● **Work required**
Search the listing below for the string "page" and copy every line where it occurs.

● **Provided data**
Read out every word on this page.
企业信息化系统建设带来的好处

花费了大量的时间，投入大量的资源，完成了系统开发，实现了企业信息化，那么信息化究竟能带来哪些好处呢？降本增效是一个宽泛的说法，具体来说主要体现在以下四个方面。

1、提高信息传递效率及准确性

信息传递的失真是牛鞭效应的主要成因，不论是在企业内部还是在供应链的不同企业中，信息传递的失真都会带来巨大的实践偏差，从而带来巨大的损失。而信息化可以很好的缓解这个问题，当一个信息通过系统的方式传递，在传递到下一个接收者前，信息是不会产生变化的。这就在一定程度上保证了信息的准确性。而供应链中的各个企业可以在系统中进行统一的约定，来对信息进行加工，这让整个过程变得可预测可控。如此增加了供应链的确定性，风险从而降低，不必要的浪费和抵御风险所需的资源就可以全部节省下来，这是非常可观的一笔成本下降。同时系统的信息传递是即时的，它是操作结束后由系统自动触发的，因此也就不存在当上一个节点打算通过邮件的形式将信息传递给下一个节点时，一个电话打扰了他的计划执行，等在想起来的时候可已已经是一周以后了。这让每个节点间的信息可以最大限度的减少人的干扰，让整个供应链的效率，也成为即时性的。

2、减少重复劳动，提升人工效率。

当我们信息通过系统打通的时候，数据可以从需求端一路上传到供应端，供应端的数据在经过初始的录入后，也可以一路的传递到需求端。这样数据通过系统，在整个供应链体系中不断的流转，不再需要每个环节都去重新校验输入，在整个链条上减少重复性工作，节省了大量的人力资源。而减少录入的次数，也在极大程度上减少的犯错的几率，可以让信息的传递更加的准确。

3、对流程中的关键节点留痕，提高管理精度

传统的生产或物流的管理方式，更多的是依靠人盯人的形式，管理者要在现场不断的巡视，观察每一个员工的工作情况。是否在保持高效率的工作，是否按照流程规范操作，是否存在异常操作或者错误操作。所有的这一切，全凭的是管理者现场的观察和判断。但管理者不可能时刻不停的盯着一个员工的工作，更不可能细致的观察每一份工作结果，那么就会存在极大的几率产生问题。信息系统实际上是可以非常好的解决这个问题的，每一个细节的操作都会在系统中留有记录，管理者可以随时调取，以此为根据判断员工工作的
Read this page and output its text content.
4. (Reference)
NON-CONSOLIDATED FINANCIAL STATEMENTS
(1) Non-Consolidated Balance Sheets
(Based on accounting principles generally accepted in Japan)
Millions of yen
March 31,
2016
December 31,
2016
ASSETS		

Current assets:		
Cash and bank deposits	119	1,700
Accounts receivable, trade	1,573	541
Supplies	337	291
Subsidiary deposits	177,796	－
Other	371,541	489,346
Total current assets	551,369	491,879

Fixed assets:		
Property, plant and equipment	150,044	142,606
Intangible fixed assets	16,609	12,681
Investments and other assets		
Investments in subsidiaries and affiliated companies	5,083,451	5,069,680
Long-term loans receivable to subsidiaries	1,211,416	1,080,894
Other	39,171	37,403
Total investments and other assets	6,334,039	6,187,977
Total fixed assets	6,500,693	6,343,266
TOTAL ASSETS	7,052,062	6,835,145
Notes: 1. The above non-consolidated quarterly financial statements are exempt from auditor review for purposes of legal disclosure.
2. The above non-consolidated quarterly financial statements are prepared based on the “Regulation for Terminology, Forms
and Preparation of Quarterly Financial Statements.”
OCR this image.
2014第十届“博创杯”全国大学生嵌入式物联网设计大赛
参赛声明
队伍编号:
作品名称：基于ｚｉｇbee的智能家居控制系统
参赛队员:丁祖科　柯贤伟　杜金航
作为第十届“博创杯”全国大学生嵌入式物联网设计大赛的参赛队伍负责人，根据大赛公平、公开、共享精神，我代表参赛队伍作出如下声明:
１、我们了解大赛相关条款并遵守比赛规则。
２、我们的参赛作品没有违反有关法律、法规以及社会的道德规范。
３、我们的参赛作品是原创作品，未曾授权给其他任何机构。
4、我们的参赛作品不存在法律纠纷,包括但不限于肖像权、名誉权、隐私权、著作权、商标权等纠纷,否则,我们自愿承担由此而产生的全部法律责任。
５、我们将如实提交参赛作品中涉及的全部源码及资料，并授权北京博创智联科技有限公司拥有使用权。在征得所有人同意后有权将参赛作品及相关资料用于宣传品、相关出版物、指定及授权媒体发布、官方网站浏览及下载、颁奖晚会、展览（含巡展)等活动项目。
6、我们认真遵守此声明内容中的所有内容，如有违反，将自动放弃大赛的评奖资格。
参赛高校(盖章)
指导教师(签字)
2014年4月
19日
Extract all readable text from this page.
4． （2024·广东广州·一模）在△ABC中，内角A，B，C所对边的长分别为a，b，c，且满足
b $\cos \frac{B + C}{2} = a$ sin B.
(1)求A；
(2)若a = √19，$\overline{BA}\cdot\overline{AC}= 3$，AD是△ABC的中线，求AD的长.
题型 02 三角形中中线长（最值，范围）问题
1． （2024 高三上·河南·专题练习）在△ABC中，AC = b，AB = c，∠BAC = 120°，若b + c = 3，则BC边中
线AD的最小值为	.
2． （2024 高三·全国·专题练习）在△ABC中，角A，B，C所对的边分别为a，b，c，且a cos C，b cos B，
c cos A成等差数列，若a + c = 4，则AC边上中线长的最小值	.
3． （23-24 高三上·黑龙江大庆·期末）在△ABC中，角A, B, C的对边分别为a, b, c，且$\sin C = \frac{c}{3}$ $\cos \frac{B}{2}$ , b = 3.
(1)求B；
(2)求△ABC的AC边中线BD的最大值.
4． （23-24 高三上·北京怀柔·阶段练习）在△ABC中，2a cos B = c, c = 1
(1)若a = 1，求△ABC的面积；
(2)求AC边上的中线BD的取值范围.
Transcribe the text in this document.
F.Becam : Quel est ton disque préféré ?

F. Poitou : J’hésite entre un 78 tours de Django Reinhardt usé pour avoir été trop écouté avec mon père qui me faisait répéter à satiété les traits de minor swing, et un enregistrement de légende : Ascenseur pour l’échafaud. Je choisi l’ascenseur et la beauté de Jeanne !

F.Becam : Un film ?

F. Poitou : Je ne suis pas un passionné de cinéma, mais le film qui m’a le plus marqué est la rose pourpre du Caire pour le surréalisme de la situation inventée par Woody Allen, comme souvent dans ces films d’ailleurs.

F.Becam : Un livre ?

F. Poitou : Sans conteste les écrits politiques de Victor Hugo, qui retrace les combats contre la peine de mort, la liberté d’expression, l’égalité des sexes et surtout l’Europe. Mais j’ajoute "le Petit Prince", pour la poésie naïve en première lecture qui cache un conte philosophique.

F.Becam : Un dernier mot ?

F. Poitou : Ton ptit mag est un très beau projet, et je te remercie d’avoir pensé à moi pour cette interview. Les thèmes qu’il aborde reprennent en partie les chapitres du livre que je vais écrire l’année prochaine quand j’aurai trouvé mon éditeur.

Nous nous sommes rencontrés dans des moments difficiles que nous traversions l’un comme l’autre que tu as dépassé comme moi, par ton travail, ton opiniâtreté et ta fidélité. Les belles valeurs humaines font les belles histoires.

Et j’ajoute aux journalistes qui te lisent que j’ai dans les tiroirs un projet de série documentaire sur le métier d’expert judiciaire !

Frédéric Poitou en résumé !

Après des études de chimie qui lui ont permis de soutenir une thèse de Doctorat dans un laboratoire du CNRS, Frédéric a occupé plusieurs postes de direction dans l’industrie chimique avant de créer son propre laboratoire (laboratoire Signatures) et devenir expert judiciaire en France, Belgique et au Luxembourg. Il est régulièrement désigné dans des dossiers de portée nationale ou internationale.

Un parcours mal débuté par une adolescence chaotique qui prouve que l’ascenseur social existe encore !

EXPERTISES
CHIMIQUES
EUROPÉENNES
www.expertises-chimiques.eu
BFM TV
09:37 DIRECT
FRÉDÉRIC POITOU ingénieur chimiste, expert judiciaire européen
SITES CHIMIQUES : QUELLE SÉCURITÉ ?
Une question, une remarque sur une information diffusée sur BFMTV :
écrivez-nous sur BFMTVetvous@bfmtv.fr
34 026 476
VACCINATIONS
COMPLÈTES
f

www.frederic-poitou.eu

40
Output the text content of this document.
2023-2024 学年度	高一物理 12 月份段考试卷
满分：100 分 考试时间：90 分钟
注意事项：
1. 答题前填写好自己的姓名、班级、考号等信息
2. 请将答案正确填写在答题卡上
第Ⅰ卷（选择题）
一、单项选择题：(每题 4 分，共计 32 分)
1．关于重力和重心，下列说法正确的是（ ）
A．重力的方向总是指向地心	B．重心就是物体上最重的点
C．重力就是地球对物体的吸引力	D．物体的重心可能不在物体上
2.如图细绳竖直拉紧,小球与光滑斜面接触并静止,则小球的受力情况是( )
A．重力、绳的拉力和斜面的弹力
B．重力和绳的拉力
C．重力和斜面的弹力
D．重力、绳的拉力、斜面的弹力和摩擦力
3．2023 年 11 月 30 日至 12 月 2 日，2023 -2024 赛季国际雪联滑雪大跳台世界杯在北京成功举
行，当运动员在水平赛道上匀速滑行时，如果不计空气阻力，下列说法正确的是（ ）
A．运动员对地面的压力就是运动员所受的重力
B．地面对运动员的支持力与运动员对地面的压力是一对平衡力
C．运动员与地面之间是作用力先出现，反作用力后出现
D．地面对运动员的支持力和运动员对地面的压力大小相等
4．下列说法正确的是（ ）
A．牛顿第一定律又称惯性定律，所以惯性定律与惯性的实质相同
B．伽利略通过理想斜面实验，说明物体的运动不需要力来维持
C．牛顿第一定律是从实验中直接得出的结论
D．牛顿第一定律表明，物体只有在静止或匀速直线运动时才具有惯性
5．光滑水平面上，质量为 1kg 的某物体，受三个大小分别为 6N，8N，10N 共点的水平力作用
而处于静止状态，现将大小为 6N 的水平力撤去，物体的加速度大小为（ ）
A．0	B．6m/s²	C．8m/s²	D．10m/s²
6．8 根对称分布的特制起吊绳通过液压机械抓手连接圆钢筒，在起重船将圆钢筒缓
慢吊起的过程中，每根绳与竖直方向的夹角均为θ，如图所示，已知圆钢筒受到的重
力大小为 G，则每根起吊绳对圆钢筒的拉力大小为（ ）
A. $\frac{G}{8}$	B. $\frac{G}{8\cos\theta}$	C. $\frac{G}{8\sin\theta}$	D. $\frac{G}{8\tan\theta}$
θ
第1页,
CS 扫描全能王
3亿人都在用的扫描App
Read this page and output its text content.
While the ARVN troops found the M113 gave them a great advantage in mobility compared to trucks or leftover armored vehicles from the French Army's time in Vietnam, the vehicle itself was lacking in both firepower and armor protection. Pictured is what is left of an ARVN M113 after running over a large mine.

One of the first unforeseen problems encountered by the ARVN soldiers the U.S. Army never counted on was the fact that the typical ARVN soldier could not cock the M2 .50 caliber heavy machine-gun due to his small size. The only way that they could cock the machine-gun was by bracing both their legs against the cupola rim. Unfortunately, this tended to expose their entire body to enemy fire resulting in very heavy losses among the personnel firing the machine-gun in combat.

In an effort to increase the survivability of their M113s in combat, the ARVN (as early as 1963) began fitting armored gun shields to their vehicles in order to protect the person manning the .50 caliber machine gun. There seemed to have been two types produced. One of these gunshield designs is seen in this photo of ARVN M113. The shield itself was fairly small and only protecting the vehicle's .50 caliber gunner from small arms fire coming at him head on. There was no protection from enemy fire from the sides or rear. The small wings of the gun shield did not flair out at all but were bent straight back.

● **Completed task**
Read out every word on this page.
Read this page and output its text content.
Extract all readable text from this page.
Read this page and output its text content.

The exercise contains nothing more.